#### STATED EXERCISE
Within the data below, state how many lines contain the string "Lengkapi". Provide the number only.

[start]

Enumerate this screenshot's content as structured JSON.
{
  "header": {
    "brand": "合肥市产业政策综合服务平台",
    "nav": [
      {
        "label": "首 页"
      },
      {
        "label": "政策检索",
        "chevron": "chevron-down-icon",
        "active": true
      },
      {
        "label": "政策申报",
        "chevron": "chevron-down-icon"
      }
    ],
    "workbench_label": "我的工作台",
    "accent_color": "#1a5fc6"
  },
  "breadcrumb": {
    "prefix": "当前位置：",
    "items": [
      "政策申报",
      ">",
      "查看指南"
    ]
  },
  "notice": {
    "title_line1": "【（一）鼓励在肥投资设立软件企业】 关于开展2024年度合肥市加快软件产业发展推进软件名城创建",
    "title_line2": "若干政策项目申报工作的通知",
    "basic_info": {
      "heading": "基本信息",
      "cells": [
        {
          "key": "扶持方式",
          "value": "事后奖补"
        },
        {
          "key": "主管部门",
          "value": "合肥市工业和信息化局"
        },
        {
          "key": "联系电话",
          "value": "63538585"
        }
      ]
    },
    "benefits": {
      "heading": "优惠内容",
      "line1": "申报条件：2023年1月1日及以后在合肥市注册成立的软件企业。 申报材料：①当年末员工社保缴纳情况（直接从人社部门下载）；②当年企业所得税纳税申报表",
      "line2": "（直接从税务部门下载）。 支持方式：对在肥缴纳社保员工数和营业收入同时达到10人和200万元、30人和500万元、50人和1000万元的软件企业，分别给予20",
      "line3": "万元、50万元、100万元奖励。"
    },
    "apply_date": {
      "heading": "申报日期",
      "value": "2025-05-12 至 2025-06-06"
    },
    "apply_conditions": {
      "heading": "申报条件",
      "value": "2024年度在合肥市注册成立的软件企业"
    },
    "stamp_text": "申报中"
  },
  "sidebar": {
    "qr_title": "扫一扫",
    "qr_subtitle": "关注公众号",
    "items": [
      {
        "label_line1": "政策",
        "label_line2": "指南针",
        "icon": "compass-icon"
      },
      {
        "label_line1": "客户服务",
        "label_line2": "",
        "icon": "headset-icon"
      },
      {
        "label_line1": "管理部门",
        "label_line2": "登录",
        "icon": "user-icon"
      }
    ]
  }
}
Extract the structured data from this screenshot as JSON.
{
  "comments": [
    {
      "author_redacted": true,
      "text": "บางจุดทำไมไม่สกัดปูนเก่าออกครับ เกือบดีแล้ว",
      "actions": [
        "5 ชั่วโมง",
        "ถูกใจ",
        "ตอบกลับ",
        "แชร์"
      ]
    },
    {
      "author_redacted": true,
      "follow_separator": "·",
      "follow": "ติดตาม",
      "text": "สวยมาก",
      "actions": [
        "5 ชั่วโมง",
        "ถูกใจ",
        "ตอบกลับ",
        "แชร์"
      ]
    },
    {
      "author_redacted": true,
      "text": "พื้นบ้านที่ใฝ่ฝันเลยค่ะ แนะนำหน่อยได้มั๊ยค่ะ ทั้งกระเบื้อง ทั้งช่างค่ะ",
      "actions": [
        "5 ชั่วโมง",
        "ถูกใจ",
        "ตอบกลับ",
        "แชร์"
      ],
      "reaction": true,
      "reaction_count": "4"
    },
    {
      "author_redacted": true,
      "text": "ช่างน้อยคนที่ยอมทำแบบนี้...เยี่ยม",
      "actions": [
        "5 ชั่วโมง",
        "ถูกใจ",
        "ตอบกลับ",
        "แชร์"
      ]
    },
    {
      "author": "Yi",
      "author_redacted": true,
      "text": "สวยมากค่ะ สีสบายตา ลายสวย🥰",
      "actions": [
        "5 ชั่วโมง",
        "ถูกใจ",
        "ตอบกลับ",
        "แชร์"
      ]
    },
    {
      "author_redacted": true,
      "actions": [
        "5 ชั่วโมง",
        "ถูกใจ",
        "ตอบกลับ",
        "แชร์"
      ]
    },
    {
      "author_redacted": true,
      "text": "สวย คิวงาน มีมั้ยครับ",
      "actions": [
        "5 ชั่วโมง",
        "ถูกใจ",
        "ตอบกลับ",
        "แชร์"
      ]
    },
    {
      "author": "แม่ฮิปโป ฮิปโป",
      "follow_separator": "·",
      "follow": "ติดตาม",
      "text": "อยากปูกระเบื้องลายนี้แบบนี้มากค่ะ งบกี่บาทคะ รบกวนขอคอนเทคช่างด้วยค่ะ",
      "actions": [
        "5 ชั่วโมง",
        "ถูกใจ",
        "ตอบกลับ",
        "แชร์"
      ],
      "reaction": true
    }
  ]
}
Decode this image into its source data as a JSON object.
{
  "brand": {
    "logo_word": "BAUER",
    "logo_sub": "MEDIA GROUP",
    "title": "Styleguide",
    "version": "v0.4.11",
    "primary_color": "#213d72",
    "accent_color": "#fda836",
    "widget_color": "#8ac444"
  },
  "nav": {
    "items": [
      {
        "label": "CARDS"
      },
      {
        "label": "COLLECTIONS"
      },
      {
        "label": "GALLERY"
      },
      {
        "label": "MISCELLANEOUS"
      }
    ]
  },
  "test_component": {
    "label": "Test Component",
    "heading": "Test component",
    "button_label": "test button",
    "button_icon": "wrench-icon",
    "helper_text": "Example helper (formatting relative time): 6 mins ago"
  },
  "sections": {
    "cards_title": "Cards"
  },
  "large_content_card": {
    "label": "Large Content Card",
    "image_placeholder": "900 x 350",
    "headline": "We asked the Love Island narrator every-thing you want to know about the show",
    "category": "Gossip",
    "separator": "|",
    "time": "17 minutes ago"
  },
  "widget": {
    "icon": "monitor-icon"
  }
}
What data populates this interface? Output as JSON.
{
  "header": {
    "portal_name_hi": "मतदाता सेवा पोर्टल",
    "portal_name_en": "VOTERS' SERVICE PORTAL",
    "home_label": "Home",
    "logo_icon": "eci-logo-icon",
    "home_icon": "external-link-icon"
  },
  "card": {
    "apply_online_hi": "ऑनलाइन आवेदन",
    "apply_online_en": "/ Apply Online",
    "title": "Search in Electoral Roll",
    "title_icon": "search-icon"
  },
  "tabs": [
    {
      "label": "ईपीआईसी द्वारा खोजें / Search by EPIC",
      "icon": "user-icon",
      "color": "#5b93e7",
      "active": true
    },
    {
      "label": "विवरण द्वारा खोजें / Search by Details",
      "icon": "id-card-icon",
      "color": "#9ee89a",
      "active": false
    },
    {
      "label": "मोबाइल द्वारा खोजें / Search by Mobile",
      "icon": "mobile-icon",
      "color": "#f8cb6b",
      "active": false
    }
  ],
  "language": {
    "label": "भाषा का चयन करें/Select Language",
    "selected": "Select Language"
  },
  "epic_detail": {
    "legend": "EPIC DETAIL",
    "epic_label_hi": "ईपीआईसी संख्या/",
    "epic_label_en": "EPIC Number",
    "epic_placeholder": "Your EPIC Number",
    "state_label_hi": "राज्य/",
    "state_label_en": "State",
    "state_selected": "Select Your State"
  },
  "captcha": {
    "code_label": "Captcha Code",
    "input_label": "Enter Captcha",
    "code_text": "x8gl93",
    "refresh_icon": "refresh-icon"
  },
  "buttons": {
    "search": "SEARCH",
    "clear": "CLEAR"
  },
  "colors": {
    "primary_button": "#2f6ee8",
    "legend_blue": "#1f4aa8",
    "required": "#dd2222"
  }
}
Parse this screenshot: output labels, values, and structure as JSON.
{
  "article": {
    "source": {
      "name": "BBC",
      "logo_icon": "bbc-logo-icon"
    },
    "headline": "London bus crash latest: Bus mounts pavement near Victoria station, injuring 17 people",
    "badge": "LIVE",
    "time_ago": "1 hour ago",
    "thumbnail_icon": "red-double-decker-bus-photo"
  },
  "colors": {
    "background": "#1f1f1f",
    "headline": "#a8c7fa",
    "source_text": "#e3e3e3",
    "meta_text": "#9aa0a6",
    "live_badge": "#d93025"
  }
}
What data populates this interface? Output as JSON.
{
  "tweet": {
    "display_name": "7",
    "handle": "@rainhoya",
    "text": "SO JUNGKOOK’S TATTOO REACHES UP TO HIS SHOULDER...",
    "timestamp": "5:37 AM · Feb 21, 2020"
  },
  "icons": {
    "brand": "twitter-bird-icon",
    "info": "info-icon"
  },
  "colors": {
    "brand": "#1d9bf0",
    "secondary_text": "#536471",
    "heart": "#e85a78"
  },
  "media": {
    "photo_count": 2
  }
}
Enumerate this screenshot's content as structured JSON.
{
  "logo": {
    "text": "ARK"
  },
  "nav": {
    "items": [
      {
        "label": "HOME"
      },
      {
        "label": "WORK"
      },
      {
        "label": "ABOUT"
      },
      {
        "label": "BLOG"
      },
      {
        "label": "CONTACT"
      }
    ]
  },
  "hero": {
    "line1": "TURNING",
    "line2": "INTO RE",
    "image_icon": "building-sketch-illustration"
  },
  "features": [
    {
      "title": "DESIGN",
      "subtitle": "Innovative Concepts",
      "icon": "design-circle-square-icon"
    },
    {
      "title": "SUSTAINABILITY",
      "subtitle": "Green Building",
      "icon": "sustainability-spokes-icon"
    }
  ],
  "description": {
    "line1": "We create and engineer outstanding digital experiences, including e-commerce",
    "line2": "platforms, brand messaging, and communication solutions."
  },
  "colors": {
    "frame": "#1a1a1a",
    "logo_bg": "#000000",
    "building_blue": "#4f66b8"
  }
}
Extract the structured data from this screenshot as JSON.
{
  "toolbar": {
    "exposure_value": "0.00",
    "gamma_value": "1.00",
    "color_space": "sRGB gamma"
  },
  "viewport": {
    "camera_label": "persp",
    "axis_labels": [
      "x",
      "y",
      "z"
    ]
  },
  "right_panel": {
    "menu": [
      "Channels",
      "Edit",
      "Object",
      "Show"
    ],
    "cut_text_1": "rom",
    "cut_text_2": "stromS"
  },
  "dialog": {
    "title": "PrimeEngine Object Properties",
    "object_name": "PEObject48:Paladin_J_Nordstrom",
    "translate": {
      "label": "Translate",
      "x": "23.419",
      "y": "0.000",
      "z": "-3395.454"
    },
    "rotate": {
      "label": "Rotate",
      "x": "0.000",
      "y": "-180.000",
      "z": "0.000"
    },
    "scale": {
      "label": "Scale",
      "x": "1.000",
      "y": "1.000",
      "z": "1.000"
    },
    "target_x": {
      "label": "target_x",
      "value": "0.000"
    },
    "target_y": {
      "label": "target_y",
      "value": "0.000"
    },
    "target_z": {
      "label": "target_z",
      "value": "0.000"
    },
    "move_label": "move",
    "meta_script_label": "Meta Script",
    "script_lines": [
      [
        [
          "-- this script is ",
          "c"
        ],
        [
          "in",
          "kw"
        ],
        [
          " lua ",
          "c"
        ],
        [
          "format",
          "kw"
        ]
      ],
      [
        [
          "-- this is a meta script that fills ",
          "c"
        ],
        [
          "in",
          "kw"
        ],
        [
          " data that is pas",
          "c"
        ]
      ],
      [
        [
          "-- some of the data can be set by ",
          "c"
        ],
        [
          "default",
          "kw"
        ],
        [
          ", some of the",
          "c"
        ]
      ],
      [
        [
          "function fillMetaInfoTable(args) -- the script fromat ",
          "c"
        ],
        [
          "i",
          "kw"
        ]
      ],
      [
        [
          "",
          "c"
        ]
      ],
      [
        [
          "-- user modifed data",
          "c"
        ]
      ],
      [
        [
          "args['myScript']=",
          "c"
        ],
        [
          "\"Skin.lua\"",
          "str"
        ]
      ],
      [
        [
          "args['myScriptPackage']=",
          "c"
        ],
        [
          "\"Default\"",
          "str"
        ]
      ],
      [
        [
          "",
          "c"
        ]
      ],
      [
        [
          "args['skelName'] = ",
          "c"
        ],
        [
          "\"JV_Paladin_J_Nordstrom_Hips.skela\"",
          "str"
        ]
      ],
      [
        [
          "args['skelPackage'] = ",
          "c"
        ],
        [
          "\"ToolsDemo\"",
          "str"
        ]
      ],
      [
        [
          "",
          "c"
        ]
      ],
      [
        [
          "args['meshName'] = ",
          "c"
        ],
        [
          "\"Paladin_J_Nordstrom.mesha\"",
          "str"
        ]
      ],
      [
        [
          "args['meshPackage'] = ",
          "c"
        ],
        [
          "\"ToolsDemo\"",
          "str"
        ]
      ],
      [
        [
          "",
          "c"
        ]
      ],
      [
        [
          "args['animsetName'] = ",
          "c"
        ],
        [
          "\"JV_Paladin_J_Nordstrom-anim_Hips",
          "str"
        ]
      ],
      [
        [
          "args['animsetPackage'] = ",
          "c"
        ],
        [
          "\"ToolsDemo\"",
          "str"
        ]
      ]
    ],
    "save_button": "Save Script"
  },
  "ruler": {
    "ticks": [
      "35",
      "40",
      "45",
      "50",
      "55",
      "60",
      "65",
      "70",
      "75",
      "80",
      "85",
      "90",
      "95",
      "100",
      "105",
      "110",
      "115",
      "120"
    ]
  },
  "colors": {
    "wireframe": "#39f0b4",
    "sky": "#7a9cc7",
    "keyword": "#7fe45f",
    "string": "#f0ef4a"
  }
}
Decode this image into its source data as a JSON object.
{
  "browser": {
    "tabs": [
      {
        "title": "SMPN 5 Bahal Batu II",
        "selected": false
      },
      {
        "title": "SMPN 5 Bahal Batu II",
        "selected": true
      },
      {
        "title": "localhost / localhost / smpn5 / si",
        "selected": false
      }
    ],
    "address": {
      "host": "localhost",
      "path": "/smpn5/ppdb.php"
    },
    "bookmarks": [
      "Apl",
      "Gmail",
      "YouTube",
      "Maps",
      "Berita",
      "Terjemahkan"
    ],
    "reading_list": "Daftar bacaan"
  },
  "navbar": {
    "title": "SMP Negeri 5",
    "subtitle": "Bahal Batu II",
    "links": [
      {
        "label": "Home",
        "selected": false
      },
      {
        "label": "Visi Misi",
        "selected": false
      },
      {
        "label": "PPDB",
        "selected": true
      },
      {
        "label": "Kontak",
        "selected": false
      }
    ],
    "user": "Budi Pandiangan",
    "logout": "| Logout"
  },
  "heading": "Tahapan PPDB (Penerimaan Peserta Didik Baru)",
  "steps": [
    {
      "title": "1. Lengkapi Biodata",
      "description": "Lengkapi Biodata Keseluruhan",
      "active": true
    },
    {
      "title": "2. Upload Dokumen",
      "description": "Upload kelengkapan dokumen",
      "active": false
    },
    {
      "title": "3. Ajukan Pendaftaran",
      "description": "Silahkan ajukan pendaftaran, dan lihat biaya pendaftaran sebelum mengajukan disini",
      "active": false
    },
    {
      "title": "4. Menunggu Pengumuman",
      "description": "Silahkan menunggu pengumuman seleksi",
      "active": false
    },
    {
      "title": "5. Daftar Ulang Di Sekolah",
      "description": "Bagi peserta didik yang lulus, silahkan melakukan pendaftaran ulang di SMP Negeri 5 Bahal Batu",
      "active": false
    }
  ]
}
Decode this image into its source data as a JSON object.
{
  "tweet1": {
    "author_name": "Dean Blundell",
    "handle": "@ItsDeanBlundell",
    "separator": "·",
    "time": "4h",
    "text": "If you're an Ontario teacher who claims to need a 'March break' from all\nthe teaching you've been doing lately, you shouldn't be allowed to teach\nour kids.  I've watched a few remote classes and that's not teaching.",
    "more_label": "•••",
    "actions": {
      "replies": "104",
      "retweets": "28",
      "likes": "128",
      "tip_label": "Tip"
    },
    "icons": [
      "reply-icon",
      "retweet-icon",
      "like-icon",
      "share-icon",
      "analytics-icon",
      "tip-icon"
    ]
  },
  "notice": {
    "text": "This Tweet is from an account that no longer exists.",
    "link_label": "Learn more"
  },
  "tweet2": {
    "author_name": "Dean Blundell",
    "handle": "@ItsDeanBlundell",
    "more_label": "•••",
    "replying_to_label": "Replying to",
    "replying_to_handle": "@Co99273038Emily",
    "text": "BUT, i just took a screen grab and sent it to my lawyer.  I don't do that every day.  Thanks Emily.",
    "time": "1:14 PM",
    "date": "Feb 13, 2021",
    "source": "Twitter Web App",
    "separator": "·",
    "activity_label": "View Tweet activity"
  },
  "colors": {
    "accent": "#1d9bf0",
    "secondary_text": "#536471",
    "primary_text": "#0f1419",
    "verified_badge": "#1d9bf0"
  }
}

[end]

#### RESPONSE FOR THIS EXERCISE
2